#### [Stored records]
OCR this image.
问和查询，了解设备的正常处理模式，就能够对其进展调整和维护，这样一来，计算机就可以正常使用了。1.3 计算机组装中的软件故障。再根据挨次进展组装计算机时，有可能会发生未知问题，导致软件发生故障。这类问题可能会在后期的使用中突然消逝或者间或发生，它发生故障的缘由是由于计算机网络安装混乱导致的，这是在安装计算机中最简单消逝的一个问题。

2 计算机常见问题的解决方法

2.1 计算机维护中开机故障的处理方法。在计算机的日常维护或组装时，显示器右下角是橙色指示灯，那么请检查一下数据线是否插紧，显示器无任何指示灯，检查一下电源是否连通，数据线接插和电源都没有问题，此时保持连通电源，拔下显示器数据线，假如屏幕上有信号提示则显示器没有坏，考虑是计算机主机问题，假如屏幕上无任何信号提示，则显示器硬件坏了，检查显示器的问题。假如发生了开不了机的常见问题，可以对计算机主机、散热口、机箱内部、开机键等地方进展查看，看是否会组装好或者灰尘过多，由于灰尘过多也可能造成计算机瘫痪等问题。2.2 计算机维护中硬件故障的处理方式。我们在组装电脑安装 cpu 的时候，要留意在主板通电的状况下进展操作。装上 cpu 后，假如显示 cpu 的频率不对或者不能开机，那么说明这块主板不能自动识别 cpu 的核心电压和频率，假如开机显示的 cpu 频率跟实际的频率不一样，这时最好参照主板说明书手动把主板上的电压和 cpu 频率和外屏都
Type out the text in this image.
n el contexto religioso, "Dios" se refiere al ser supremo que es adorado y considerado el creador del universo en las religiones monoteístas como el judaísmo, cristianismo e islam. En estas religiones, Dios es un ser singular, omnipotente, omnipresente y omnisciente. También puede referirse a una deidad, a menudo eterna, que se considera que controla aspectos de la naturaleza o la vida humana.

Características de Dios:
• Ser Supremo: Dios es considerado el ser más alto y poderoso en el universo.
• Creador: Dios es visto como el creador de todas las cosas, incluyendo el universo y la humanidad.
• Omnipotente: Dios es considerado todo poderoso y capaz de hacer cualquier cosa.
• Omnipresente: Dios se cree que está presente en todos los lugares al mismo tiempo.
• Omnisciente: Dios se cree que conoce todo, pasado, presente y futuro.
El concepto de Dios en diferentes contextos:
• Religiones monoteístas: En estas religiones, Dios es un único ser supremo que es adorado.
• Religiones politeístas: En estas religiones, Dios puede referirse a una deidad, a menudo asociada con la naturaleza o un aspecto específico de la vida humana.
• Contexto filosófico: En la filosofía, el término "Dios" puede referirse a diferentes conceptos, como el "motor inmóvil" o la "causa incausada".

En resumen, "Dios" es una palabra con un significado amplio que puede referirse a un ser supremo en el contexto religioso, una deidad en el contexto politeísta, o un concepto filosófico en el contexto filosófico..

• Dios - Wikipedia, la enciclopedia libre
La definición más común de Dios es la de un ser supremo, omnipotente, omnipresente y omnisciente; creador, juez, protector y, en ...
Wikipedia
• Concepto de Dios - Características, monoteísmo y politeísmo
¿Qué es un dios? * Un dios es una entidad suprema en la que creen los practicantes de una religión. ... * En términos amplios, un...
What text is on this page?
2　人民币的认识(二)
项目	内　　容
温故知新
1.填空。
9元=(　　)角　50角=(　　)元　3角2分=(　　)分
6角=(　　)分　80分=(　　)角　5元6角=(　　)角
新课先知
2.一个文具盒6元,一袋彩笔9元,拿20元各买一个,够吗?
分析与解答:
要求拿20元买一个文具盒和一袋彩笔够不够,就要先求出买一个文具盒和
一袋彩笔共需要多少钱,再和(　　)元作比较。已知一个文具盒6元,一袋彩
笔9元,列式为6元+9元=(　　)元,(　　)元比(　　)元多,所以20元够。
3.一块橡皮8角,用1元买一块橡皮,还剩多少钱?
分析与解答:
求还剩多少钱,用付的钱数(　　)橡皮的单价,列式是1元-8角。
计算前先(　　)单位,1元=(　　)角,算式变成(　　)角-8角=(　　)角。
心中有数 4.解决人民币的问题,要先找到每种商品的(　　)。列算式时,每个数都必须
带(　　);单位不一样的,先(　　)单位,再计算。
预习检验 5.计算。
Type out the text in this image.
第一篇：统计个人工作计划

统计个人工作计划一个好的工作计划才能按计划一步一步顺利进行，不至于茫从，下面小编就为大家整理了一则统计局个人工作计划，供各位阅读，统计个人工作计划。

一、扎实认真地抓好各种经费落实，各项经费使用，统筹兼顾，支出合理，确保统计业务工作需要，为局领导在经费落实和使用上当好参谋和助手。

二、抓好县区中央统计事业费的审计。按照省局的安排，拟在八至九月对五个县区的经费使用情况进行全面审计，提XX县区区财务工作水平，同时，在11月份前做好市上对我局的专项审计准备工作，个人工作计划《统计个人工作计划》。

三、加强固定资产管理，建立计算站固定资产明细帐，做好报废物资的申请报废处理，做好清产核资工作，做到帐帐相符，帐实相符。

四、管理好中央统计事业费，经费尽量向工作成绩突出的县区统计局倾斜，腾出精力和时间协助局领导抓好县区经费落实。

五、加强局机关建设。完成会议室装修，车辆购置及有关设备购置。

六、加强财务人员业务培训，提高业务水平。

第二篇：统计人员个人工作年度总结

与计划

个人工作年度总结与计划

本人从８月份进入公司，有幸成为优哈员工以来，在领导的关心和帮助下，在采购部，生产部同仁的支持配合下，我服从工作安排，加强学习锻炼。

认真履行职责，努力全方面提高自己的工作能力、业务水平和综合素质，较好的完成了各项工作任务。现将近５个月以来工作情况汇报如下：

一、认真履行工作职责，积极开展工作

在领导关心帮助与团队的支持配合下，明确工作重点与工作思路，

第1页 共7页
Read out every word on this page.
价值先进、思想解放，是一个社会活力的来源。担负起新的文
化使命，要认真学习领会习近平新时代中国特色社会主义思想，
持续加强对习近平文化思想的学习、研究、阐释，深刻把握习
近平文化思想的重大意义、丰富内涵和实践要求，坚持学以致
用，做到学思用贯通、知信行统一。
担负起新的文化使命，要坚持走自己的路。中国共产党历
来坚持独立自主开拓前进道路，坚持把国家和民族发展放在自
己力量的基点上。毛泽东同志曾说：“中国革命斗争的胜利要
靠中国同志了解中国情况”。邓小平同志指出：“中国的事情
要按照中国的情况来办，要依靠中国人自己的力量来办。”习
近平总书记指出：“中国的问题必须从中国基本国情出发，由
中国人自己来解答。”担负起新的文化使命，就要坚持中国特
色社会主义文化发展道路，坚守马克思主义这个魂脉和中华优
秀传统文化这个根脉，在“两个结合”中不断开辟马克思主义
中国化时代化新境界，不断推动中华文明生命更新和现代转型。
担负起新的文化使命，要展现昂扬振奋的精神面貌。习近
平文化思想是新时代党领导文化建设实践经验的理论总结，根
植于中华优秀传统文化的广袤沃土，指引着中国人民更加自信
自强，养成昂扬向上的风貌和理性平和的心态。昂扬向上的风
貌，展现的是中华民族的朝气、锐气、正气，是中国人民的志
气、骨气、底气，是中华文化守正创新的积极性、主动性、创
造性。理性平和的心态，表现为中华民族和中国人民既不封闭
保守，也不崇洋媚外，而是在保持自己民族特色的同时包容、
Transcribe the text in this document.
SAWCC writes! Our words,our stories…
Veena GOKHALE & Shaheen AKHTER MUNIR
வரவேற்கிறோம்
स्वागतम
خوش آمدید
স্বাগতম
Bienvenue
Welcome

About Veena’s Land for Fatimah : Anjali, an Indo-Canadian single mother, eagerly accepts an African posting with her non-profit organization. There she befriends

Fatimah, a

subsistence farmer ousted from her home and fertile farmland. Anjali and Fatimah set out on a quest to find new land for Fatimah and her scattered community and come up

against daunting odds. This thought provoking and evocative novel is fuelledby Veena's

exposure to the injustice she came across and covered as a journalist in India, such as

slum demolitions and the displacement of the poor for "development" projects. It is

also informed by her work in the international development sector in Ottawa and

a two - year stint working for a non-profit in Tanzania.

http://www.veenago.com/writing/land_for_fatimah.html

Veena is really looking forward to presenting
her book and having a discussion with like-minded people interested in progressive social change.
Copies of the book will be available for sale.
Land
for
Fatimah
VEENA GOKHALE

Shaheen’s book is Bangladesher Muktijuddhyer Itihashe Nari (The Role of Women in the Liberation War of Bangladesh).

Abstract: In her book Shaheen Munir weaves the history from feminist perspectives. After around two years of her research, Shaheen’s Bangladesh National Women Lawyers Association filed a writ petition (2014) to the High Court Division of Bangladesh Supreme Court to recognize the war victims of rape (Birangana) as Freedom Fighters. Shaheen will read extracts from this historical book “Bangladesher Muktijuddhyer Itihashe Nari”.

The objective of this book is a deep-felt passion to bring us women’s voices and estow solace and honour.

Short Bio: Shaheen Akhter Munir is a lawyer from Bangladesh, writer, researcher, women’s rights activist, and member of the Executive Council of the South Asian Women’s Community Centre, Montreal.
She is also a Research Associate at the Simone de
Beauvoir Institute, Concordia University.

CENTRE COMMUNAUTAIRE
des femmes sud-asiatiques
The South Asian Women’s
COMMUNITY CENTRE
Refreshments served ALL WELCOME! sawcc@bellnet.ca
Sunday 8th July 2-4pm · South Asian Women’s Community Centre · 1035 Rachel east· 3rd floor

#### [DO THIS]
Pick out each line that holds the string "development".

#### [THE COMPLETED TASK]
slum demolitions and the displacement of the poor for "development" projects. It is
also informed by her work in the international development sector in Ottawa and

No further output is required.